# What is required
Pull out every line containing the string "年版的第".

# Information supplied
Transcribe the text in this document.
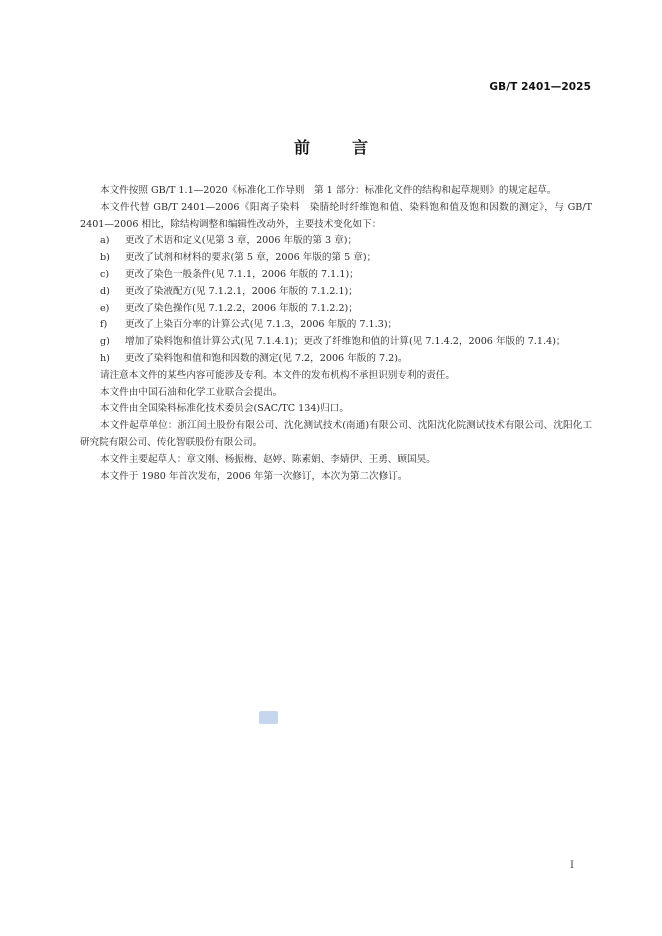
GB/T 2401—2025
前	言

本文件按照 GB/T 1.1—2020《标准化工作导则　第 1 部分：标准化文件的结构和起草规则》的规定起草。

本文件代替 GB/T 2401—2006《阳离子染料　染腈纶时纤维饱和值、染料饱和值及饱和因数的测定》，与 GB/T 2401—2006 相比，除结构调整和编辑性改动外，主要技术变化如下：

a) 更改了术语和定义(见第 3 章，2006 年版的第 3 章)；
b) 更改了试剂和材料的要求(第 5 章，2006 年版的第 5 章)；
c) 更改了染色一般条件(见 7.1.1，2006 年版的 7.1.1)；
d) 更改了染液配方(见 7.1.2.1，2006 年版的 7.1.2.1)；
e) 更改了染色操作(见 7.1.2.2，2006 年版的 7.1.2.2)；
f) 更改了上染百分率的计算公式(见 7.1.3，2006 年版的 7.1.3)；
g) 增加了染料饱和值计算公式(见 7.1.4.1)；更改了纤维饱和值的计算(见 7.1.4.2，2006 年版的 7.1.4)；
h) 更改了染料饱和值和饱和因数的测定(见 7.2，2006 年版的 7.2)。

请注意本文件的某些内容可能涉及专利。本文件的发布机构不承担识别专利的责任。

本文件由中国石油和化学工业联合会提出。

本文件由全国染料标准化技术委员会(SAC/TC 134)归口。

本文件起草单位：浙江闰土股份有限公司、沈化测试技术(南通)有限公司、沈阳沈化院测试技术有限公司、沈阳化工研究院有限公司、传化智联股份有限公司。

本文件主要起草人：章文刚、杨振梅、赵婷、陈素娟、李婧伊、王勇、顾国昊。

本文件于 1980 年首次发布，2006 年第一次修订，本次为第二次修订。

I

# Exercise output
a) 更改了术语和定义(见第 3 章，2006 年版的第 3 章)；
b) 更改了试剂和材料的要求(第 5 章，2006 年版的第 5 章)；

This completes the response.